Go through the entries one line at a time, and gather every line that has the word "this".

Exercise materials:
## start
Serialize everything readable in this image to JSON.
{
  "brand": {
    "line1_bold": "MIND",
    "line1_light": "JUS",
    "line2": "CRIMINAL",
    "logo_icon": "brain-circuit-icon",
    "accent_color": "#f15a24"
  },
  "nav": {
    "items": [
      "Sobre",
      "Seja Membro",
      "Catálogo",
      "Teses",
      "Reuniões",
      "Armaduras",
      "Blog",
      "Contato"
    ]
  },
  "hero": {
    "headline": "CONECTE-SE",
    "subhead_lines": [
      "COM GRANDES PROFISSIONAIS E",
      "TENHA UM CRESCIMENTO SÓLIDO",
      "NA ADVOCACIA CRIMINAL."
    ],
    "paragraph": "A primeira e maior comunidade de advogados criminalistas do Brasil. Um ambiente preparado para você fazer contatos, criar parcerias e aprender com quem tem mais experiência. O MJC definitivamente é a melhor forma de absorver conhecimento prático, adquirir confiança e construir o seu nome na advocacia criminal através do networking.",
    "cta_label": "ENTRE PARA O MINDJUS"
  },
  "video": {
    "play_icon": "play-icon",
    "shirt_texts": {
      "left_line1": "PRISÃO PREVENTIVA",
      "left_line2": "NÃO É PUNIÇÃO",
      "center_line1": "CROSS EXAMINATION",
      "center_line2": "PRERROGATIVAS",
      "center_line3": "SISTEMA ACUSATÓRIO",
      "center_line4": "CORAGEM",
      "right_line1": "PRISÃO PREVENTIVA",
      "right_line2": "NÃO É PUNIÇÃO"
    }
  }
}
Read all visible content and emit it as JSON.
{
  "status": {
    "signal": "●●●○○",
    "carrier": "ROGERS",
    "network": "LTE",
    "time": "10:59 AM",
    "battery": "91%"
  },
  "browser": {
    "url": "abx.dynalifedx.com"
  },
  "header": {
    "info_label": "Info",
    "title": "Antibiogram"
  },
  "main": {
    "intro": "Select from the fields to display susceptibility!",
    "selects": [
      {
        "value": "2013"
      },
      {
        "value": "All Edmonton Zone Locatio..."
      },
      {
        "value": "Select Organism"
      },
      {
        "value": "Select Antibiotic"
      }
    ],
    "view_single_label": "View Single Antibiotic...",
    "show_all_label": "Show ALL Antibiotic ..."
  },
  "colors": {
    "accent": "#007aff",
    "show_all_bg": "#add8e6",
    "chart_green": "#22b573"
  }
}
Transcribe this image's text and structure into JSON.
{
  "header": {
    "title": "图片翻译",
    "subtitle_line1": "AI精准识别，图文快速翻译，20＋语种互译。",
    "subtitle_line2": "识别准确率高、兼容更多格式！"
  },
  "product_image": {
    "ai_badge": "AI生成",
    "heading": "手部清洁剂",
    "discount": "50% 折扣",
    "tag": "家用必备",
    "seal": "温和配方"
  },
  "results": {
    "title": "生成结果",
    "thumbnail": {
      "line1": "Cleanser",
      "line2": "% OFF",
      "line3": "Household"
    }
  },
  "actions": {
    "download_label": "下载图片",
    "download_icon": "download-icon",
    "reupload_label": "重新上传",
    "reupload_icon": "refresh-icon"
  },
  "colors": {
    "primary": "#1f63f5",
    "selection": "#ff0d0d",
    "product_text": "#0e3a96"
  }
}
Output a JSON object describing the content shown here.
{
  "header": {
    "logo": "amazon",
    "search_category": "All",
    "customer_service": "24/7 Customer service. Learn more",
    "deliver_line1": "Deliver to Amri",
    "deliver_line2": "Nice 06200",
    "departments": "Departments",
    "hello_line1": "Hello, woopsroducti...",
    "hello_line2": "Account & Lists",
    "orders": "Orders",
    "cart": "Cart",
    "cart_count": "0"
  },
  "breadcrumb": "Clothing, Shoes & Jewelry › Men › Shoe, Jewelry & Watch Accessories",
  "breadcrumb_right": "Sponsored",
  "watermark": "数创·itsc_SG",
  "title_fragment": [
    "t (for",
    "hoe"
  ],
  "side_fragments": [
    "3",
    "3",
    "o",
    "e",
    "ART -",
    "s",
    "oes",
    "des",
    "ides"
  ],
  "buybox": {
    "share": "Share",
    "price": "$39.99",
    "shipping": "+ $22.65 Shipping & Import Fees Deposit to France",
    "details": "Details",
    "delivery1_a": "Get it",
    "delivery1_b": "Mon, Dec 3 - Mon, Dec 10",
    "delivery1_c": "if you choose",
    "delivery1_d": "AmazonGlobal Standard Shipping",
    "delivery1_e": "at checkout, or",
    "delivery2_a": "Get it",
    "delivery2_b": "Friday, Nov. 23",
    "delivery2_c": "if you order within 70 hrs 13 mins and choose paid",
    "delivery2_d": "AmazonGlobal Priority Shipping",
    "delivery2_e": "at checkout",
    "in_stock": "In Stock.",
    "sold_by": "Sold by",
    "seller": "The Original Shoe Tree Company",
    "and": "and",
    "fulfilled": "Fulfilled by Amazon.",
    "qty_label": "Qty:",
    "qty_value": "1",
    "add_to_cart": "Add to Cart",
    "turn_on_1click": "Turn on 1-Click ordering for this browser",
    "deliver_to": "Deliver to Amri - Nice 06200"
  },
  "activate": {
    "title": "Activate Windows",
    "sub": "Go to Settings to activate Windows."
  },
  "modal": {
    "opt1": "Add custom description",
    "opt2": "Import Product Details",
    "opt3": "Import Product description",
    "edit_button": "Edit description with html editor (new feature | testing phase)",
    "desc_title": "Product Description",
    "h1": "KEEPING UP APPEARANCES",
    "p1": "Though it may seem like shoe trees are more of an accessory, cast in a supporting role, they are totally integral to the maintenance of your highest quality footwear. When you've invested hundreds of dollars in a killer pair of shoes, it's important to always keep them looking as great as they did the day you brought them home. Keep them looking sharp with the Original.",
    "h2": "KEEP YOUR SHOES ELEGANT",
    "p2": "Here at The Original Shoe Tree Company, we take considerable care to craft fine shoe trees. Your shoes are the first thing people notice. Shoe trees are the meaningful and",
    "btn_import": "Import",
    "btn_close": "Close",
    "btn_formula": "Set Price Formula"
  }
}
## end
The completed task:
Serialize everything readable in this image to JSON.
Transcribe this image's text and structure into JSON.
    "turn_on_1click": "Turn on 1-Click ordering for this browser",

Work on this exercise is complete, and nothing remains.